━━ Data

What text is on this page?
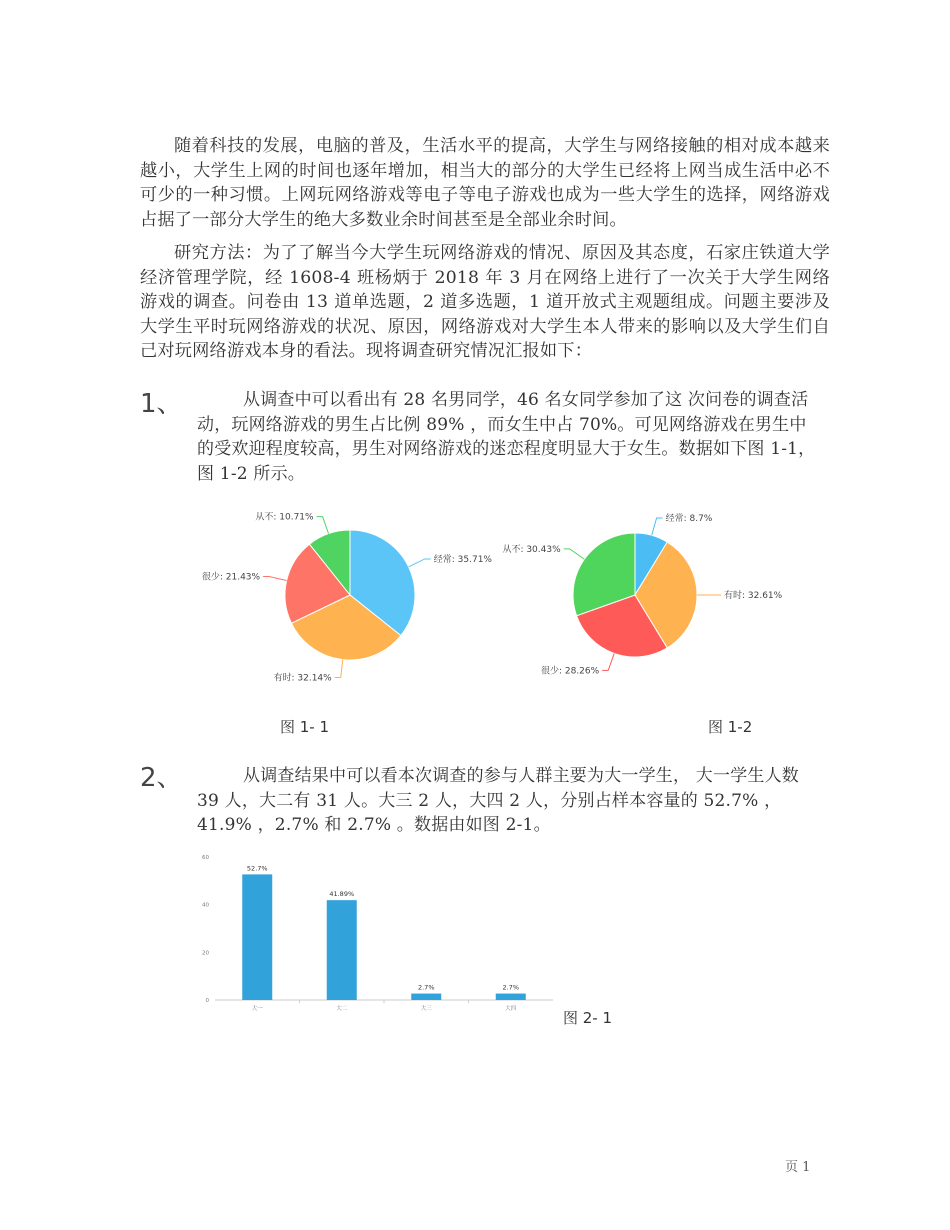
随着科技的发展，电脑的普及，生活水平的提高，大学生与网络接触的相对成本越来越小，大学生上网的时间也逐年增加，相当大的部分的大学生已经将上网当成生活中必不可少的一种习惯。上网玩网络游戏等电子等电子游戏也成为一些大学生的选择，网络游戏占据了一部分大学生的绝大多数业余时间甚至是全部业余时间。

研究方法：为了了解当今大学生玩网络游戏的情况、原因及其态度，石家庄铁道大学经济管理学院，经 1608-4 班杨炳于 2018 年 3 月在网络上进行了一次关于大学生网络游戏的调查。问卷由 13 道单选题，2 道多选题，1 道开放式主观题组成。问题主要涉及大学生平时玩网络游戏的状况、原因，网络游戏对大学生本人带来的影响以及大学生们自己对玩网络游戏本身的看法。现将调查研究情况汇报如下：

1、	从调查中可以看出有 28 名男同学，46 名女同学参加了这 次问卷的调查活动，玩网络游戏的男生占比例 89% ，而女生中占 70%。可见网络游戏在男生中的受欢迎程度较高，男生对网络游戏的迷恋程度明显大于女生。数据如下图 1-1，图 1-2 所示。

经常: 35.71%
有时: 32.14%
很少: 21.43%
从不: 10.71%	经常: 8.7%
有时: 32.61%
很少: 28.26%
从不: 30.43%
图 1- 1	图 1-2
2、	从调查结果中可以看本次调查的参与人群主要为大一学生， 大一学生人数 39 人，大二有 31 人。大三 2 人，大四 2 人，分别占样本容量的 52.7% ，41.9% ，2.7% 和 2.7% 。数据由如图 2-1。

0
20
40
60
52.7%
大一
41.89%
大二
2.7%
大三
2.7%
大四	图 2- 1
页 1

━━━━

> **Direction**: Reproduce the material in its entirety and word for word, without the pictures.

> **Completed exercise**:
What text is on this page?
随着科技的发展，电脑的普及，生活水平的提高，大学生与网络接触的相对成本越来越小，大学生上网的时间也逐年增加，相当大的部分的大学生已经将上网当成生活中必不可少的一种习惯。上网玩网络游戏等电子等电子游戏也成为一些大学生的选择，网络游戏占据了一部分大学生的绝大多数业余时间甚至是全部业余时间。

研究方法：为了了解当今大学生玩网络游戏的情况、原因及其态度，石家庄铁道大学经济管理学院，经 1608-4 班杨炳于 2018 年 3 月在网络上进行了一次关于大学生网络游戏的调查。问卷由 13 道单选题，2 道多选题，1 道开放式主观题组成。问题主要涉及大学生平时玩网络游戏的状况、原因，网络游戏对大学生本人带来的影响以及大学生们自己对玩网络游戏本身的看法。现将调查研究情况汇报如下：

1、	从调查中可以看出有 28 名男同学，46 名女同学参加了这 次问卷的调查活动，玩网络游戏的男生占比例 89% ，而女生中占 70%。可见网络游戏在男生中的受欢迎程度较高，男生对网络游戏的迷恋程度明显大于女生。数据如下图 1-1，图 1-2 所示。

经常: 35.71%
有时: 32.14%
很少: 21.43%
从不: 10.71%	经常: 8.7%
有时: 32.61%
很少: 28.26%
从不: 30.43%
图 1- 1	图 1-2
2、	从调查结果中可以看本次调查的参与人群主要为大一学生， 大一学生人数 39 人，大二有 31 人。大三 2 人，大四 2 人，分别占样本容量的 52.7% ，41.9% ，2.7% 和 2.7% 。数据由如图 2-1。

0
20
40
60
52.7%
大一
41.89%
大二
2.7%
大三
2.7%
大四	图 2- 1
页 1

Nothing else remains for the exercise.